-------- DATA EXTRACT
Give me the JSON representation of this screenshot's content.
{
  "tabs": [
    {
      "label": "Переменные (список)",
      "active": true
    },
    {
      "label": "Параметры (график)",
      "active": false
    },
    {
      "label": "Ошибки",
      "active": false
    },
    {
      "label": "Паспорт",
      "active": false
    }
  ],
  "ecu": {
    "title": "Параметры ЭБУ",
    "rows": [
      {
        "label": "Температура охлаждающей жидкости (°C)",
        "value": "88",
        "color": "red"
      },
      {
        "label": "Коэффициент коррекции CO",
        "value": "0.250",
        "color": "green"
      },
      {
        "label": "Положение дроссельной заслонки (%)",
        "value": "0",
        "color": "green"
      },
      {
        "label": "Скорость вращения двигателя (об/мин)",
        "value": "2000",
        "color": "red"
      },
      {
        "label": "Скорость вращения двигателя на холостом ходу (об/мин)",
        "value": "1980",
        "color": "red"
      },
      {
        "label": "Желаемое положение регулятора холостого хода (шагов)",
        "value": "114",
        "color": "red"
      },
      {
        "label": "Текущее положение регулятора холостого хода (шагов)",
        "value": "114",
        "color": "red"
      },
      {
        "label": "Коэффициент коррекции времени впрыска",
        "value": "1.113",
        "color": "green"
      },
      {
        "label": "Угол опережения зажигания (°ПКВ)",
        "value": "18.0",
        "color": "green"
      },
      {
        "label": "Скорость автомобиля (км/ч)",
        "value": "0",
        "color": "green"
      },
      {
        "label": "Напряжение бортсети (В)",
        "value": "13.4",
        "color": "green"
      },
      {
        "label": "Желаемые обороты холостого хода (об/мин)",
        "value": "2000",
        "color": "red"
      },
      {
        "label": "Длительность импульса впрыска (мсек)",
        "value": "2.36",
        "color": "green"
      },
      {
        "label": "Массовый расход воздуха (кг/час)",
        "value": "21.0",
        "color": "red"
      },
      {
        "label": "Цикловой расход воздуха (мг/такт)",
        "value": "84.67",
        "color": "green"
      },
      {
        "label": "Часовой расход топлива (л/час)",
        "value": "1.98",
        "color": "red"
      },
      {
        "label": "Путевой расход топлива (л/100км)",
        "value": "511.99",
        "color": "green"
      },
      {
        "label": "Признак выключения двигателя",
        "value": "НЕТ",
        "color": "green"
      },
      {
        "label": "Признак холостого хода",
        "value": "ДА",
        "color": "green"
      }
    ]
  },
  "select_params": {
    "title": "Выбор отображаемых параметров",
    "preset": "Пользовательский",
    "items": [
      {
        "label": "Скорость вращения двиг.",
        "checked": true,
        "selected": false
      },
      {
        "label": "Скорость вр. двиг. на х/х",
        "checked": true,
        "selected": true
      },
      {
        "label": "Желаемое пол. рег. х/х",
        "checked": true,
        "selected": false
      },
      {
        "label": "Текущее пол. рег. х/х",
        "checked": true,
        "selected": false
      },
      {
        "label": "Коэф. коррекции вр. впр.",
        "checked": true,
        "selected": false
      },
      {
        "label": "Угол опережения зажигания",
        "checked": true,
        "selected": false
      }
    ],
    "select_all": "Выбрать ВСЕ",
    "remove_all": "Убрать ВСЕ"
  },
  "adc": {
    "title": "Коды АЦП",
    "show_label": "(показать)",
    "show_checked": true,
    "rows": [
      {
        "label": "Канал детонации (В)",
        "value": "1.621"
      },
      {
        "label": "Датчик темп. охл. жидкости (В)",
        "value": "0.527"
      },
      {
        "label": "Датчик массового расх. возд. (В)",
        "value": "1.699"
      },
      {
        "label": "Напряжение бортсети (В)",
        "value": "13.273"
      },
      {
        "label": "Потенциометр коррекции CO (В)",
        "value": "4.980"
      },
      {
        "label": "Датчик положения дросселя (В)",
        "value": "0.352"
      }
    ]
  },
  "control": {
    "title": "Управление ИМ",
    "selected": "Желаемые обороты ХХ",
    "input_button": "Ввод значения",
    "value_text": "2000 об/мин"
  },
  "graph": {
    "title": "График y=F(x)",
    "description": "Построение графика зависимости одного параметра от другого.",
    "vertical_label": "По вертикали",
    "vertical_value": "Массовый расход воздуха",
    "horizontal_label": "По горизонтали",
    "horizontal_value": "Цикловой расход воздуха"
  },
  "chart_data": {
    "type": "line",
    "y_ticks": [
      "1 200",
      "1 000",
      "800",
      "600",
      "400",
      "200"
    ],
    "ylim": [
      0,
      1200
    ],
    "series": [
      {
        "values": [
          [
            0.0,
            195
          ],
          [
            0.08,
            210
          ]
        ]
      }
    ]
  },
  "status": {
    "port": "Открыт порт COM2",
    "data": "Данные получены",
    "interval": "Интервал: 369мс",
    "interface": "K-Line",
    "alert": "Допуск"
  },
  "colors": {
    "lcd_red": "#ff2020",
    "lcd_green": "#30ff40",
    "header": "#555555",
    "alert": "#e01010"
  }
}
----------------
Check each line above for the word "Скорость" and say how many have it, with nothing else.

5